● Work to be completed
Give the data below again, word for word.

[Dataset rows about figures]
++++++++++
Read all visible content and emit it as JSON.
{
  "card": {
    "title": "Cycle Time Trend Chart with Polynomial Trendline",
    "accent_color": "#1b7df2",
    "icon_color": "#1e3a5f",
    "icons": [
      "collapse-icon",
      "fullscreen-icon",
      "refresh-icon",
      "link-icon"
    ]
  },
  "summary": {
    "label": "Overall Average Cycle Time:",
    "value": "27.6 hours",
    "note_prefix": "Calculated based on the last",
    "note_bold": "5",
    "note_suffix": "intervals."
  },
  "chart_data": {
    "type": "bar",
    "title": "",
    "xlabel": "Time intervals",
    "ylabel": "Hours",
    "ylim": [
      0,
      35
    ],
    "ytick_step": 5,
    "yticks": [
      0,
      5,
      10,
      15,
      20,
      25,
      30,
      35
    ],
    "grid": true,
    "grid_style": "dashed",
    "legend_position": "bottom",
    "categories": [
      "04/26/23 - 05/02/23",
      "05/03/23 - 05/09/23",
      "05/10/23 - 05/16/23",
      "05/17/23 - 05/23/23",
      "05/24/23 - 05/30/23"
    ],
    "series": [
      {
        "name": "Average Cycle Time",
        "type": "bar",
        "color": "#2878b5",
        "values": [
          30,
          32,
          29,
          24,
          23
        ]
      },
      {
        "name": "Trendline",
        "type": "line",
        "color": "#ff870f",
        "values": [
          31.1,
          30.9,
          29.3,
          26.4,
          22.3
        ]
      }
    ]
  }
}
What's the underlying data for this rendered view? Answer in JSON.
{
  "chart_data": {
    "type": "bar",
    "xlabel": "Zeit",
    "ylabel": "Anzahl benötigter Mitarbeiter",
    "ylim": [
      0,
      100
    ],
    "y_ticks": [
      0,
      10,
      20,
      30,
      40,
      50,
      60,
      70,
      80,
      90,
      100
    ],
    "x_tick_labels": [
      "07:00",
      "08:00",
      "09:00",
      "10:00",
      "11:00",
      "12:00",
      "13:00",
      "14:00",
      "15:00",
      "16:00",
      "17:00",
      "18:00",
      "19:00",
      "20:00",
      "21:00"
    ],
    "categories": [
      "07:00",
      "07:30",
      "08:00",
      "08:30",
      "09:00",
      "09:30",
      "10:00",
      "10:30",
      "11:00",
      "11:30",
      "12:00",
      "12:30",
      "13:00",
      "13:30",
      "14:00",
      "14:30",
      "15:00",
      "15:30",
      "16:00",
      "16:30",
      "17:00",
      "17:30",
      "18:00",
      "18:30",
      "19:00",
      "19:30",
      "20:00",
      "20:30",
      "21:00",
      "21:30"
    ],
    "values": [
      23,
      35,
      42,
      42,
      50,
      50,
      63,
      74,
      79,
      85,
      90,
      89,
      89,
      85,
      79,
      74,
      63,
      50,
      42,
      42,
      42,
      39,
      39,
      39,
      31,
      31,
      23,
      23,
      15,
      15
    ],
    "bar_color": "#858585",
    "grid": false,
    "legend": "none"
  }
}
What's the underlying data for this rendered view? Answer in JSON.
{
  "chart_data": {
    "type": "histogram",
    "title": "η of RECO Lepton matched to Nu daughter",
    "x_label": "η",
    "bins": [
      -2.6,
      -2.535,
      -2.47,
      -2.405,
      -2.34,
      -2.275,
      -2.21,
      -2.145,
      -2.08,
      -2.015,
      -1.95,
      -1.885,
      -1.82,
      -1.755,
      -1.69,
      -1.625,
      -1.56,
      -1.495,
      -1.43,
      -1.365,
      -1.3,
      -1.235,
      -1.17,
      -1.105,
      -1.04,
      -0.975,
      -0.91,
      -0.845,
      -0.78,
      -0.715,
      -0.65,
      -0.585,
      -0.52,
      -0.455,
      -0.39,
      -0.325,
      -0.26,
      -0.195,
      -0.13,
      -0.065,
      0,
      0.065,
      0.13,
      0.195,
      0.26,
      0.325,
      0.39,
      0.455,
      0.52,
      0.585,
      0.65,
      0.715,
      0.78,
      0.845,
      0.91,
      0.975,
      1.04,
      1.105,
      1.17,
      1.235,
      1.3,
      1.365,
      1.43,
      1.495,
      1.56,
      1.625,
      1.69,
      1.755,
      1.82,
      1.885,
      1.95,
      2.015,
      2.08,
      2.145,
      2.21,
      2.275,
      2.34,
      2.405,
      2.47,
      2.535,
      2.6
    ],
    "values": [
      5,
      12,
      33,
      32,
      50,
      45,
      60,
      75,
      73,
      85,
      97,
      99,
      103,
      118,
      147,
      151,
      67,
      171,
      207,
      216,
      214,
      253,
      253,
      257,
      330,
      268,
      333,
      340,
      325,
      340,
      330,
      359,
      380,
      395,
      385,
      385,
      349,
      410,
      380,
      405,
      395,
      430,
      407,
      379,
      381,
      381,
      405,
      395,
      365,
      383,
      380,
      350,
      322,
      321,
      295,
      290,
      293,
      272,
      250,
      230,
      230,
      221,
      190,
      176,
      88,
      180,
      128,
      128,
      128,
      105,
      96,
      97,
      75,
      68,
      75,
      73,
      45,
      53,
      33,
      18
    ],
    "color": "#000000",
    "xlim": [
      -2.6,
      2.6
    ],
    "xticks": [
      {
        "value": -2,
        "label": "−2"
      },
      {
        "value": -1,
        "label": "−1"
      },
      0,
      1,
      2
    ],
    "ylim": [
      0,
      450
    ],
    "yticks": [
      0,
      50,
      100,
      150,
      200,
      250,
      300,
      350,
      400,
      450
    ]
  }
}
++++++++++
● Reply to the exercise
Read all visible content and emit it as JSON.
{
  "card": {
    "title": "Cycle Time Trend Chart with Polynomial Trendline",
    "accent_color": "#1b7df2",
    "icon_color": "#1e3a5f",
    "icons": [
      "collapse-icon",
      "fullscreen-icon",
      "refresh-icon",
      "link-icon"
    ]
  },
  "summary": {
    "label": "Overall Average Cycle Time:",
    "value": "27.6 hours",
    "note_prefix": "Calculated based on the last",
    "note_bold": "5",
    "note_suffix": "intervals."
  },
  "chart_data": {
    "type": "bar",
    "title": "",
    "xlabel": "Time intervals",
    "ylabel": "Hours",
    "ylim": [
      0,
      35
    ],
    "ytick_step": 5,
    "yticks": [
      0,
      5,
      10,
      15,
      20,
      25,
      30,
      35
    ],
    "grid": true,
    "grid_style": "dashed",
    "legend_position": "bottom",
    "categories": [
      "04/26/23 - 05/02/23",
      "05/03/23 - 05/09/23",
      "05/10/23 - 05/16/23",
      "05/17/23 - 05/23/23",
      "05/24/23 - 05/30/23"
    ],
    "series": [
      {
        "name": "Average Cycle Time",
        "type": "bar",
        "color": "#2878b5",
        "values": [
          30,
          32,
          29,
          24,
          23
        ]
      },
      {
        "name": "Trendline",
        "type": "line",
        "color": "#ff870f",
        "values": [
          31.1,
          30.9,
          29.3,
          26.4,
          22.3
        ]
      }
    ]
  }
}
What's the underlying data for this rendered view? Answer in JSON.
{
  "chart_data": {
    "type": "bar",
    "xlabel": "Zeit",
    "ylabel": "Anzahl benötigter Mitarbeiter",
    "ylim": [
      0,
      100
    ],
    "y_ticks": [
      0,
      10,
      20,
      30,
      40,
      50,
      60,
      70,
      80,
      90,
      100
    ],
    "x_tick_labels": [
      "07:00",
      "08:00",
      "09:00",
      "10:00",
      "11:00",
      "12:00",
      "13:00",
      "14:00",
      "15:00",
      "16:00",
      "17:00",
      "18:00",
      "19:00",
      "20:00",
      "21:00"
    ],
    "categories": [
      "07:00",
      "07:30",
      "08:00",
      "08:30",
      "09:00",
      "09:30",
      "10:00",
      "10:30",
      "11:00",
      "11:30",
      "12:00",
      "12:30",
      "13:00",
      "13:30",
      "14:00",
      "14:30",
      "15:00",
      "15:30",
      "16:00",
      "16:30",
      "17:00",
      "17:30",
      "18:00",
      "18:30",
      "19:00",
      "19:30",
      "20:00",
      "20:30",
      "21:00",
      "21:30"
    ],
    "values": [
      23,
      35,
      42,
      42,
      50,
      50,
      63,
      74,
      79,
      85,
      90,
      89,
      89,
      85,
      79,
      74,
      63,
      50,
      42,
      42,
      42,
      39,
      39,
      39,
      31,
      31,
      23,
      23,
      15,
      15
    ],
    "bar_color": "#858585",
    "grid": false,
    "legend": "none"
  }
}
What's the underlying data for this rendered view? Answer in JSON.
{
  "chart_data": {
    "type": "histogram",
    "title": "η of RECO Lepton matched to Nu daughter",
    "x_label": "η",
    "bins": [
      -2.6,
      -2.535,
      -2.47,
      -2.405,
      -2.34,
      -2.275,
      -2.21,
      -2.145,
      -2.08,
      -2.015,
      -1.95,
      -1.885,
      -1.82,
      -1.755,
      -1.69,
      -1.625,
      -1.56,
      -1.495,
      -1.43,
      -1.365,
      -1.3,
      -1.235,
      -1.17,
      -1.105,
      -1.04,
      -0.975,
      -0.91,
      -0.845,
      -0.78,
      -0.715,
      -0.65,
      -0.585,
      -0.52,
      -0.455,
      -0.39,
      -0.325,
      -0.26,
      -0.195,
      -0.13,
      -0.065,
      0,
      0.065,
      0.13,
      0.195,
      0.26,
      0.325,
      0.39,
      0.455,
      0.52,
      0.585,
      0.65,
      0.715,
      0.78,
      0.845,
      0.91,
      0.975,
      1.04,
      1.105,
      1.17,
      1.235,
      1.3,
      1.365,
      1.43,
      1.495,
      1.56,
      1.625,
      1.69,
      1.755,
      1.82,
      1.885,
      1.95,
      2.015,
      2.08,
      2.145,
      2.21,
      2.275,
      2.34,
      2.405,
      2.47,
      2.535,
      2.6
    ],
    "values": [
      5,
      12,
      33,
      32,
      50,
      45,
      60,
      75,
      73,
      85,
      97,
      99,
      103,
      118,
      147,
      151,
      67,
      171,
      207,
      216,
      214,
      253,
      253,
      257,
      330,
      268,
      333,
      340,
      325,
      340,
      330,
      359,
      380,
      395,
      385,
      385,
      349,
      410,
      380,
      405,
      395,
      430,
      407,
      379,
      381,
      381,
      405,
      395,
      365,
      383,
      380,
      350,
      322,
      321,
      295,
      290,
      293,
      272,
      250,
      230,
      230,
      221,
      190,
      176,
      88,
      180,
      128,
      128,
      128,
      105,
      96,
      97,
      75,
      68,
      75,
      73,
      45,
      53,
      33,
      18
    ],
    "color": "#000000",
    "xlim": [
      -2.6,
      2.6
    ],
    "xticks": [
      {
        "value": -2,
        "label": "−2"
      },
      {
        "value": -1,
        "label": "−1"
      },
      0,
      1,
      2
    ],
    "ylim": [
      0,
      450
    ],
    "yticks": [
      0,
      50,
      100,
      150,
      200,
      250,
      300,
      350,
      400,
      450
    ]
  }
}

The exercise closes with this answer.